_SUPPLIED PASSAGE_.
━━━━━━━━

Philippa Luscombe, head of the medical negligence team at Penningtons Manches Cooper, has examined the claims issued to trusts in 2025, both to see if they are indicative of trends, and also whether they reflect the type of claims that the firm is regularly instructed to investigate on a day-to-day basis. For some of her analysis, Philippa used Solomonic, an award-winning and intuitive litigation analytics platform, which is changing the way litigation decisions are made through actionable intelligence.
Of the 164 claims issued this year, 47 of them were against only 14 trusts. In each case, the trust had either three or four claims issued against it – in itself, not a high number, but when compared to the 30+ NHS trusts with only one claim, or the many with no claims at all, it is evident that some trusts stand out in terms of claim frequency.
Philippa’s research revealed that the three trusts featured most prominently were:
- University Hospitals Bristol and Weston NHS Foundation Trust;
- Lewisham and Greenwich NHS Trust (LGT); and
- Guy’s and St Thomas’ NHS Foundation Trust.
University Hospitals Bristol and Weston NHS Foundation Trust
NHS trusts in Bristol have been subject to considerable media focus this year on the level of claims being submitted, particularly in relation to medical care provided to children.
One investigation revealed that, combined, the NHS trusts in Bristol have paid out over £66 million in compensation for negligence claims concerning children’s medical care since 2019.

━━━━━━━━

_TASK BRIEF_. Can you transcribe the passage about negligence claims against NHS trusts, beginning at the words "Of the 164 claims" and stopping after "of claim frequency."? Rely only on the passage about negligence claims against NHS trusts.

━━━━━━━━

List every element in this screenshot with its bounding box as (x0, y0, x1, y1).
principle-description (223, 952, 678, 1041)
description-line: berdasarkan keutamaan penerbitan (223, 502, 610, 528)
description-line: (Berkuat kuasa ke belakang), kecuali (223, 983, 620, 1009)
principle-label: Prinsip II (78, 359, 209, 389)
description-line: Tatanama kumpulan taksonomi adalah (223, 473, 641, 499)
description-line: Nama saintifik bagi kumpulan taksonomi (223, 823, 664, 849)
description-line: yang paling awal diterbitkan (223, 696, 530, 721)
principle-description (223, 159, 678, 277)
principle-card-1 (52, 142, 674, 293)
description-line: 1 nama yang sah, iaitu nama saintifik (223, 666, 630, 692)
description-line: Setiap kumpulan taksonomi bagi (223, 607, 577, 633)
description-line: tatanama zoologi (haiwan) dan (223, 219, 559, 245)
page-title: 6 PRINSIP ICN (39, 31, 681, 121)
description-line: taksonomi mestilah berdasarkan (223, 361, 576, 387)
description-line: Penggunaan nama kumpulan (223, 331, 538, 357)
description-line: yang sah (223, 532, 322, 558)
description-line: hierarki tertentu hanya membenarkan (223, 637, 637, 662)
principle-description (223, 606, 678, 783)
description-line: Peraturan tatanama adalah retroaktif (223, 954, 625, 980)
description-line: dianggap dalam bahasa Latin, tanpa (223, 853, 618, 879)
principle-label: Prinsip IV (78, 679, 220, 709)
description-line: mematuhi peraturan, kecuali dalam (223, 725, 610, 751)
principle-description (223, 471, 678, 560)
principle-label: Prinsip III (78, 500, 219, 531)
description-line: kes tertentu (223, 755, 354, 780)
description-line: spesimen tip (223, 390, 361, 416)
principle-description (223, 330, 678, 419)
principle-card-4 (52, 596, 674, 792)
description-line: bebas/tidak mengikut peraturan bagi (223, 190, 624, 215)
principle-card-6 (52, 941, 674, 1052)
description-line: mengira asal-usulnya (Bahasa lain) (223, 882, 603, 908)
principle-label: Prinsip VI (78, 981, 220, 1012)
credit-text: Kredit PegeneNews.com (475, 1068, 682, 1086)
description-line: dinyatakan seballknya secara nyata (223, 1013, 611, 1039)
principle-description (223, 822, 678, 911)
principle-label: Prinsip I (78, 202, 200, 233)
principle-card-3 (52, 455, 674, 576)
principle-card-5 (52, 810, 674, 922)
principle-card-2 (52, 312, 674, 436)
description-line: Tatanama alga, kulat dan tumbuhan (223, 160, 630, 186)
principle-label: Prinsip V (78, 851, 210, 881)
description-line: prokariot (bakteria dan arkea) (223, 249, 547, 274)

━━━━━━━━

_RESULT_.
Of the 164 claims issued this year, 47 of them were against only 14 trusts. In each case, the trust had either three or four claims issued against it – in itself, not a high number, but when compared to the 30+ NHS trusts with only one claim, or the many with no claims at all, it is evident that some trusts stand out in terms of claim frequency.